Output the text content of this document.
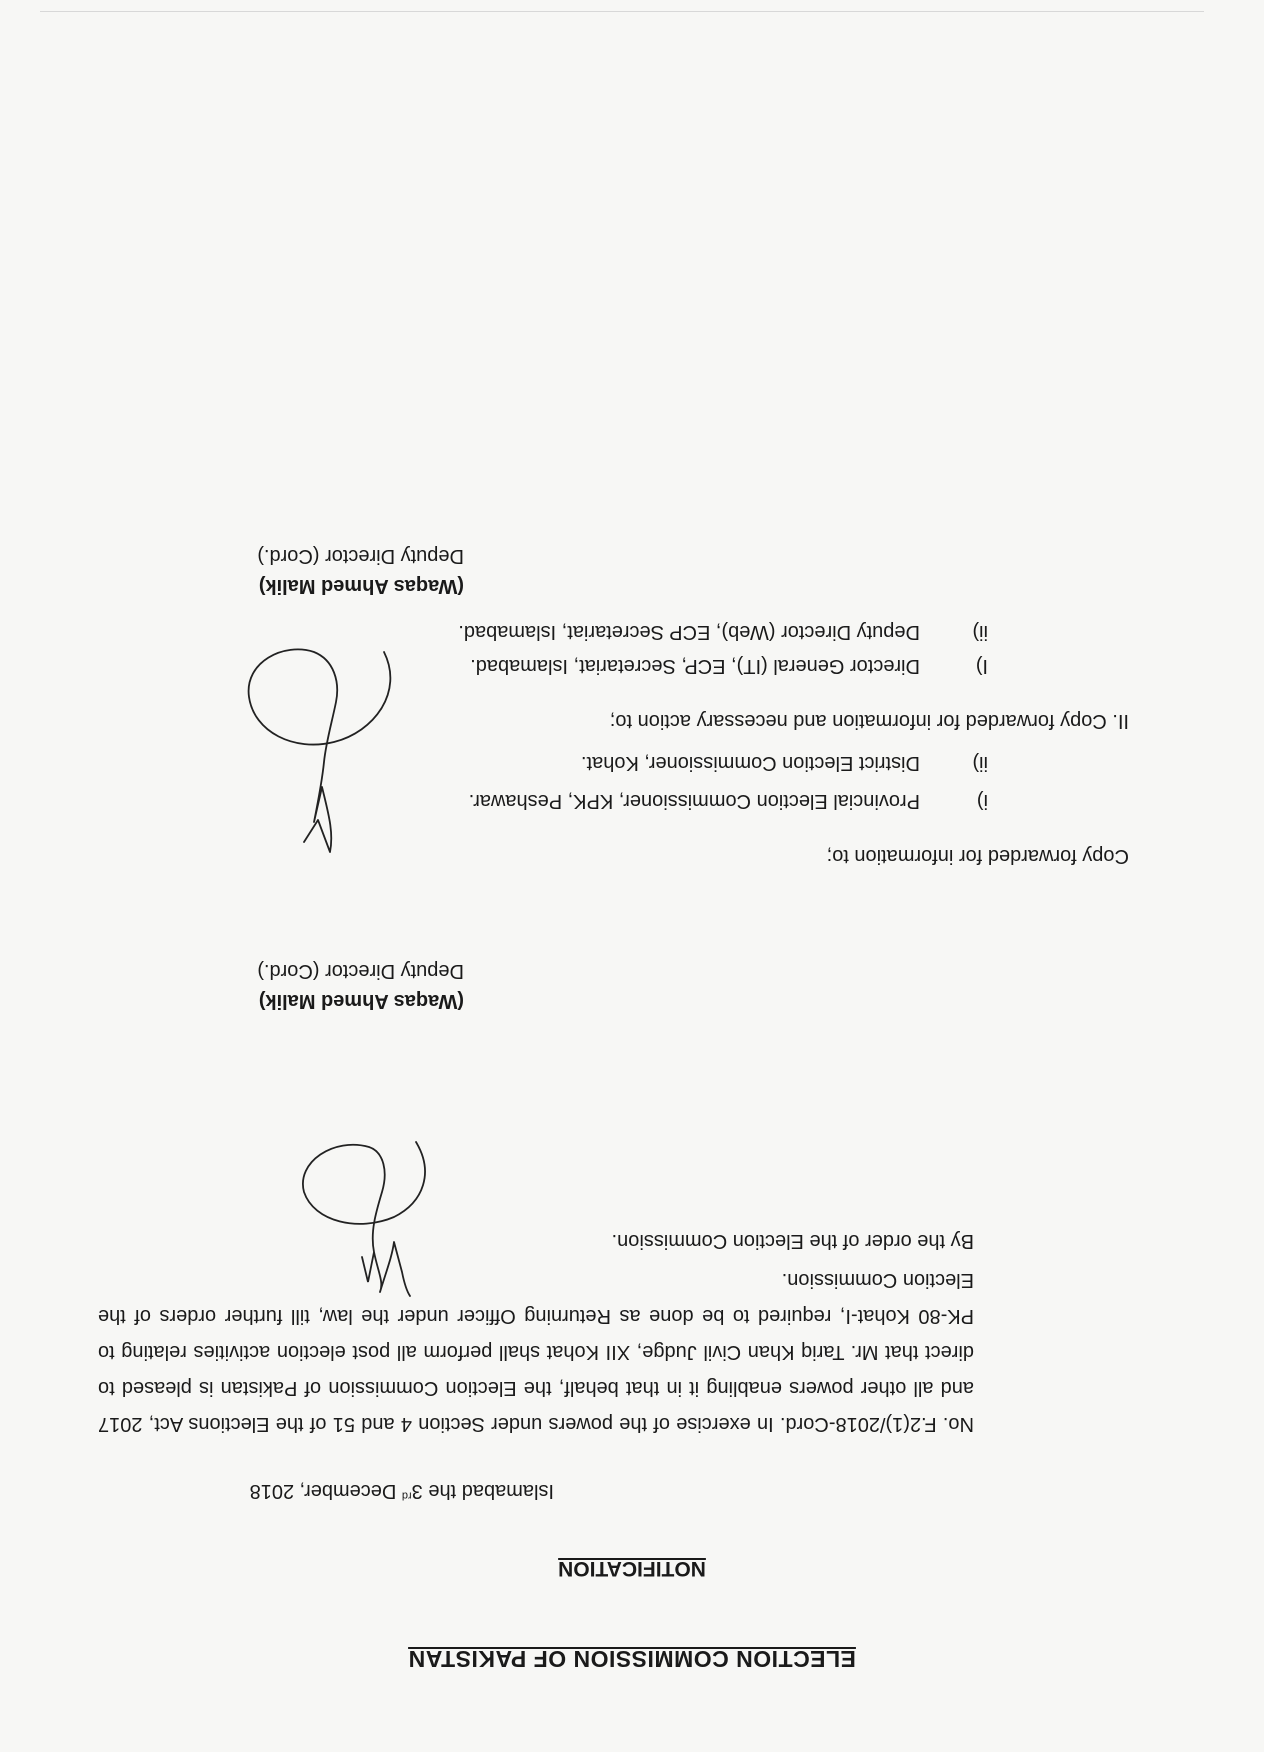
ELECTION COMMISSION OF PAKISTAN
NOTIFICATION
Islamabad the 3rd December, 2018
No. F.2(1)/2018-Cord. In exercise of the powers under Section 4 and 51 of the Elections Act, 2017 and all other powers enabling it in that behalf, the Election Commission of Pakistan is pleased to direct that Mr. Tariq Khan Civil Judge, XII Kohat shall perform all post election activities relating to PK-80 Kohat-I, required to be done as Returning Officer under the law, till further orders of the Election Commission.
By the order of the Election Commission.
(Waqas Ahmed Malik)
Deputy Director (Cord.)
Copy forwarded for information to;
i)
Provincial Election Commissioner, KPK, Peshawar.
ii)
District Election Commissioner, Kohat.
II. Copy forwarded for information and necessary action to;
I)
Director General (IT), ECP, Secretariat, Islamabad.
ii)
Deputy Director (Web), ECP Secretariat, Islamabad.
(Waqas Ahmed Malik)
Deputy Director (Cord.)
▬▬▬
### Task
Check every line for "Islamabad" and show the ones that have it.

### Worked answer
Islamabad the 3rd December, 2018
Director General (IT), ECP, Secretariat, Islamabad.
Deputy Director (Web), ECP Secretariat, Islamabad.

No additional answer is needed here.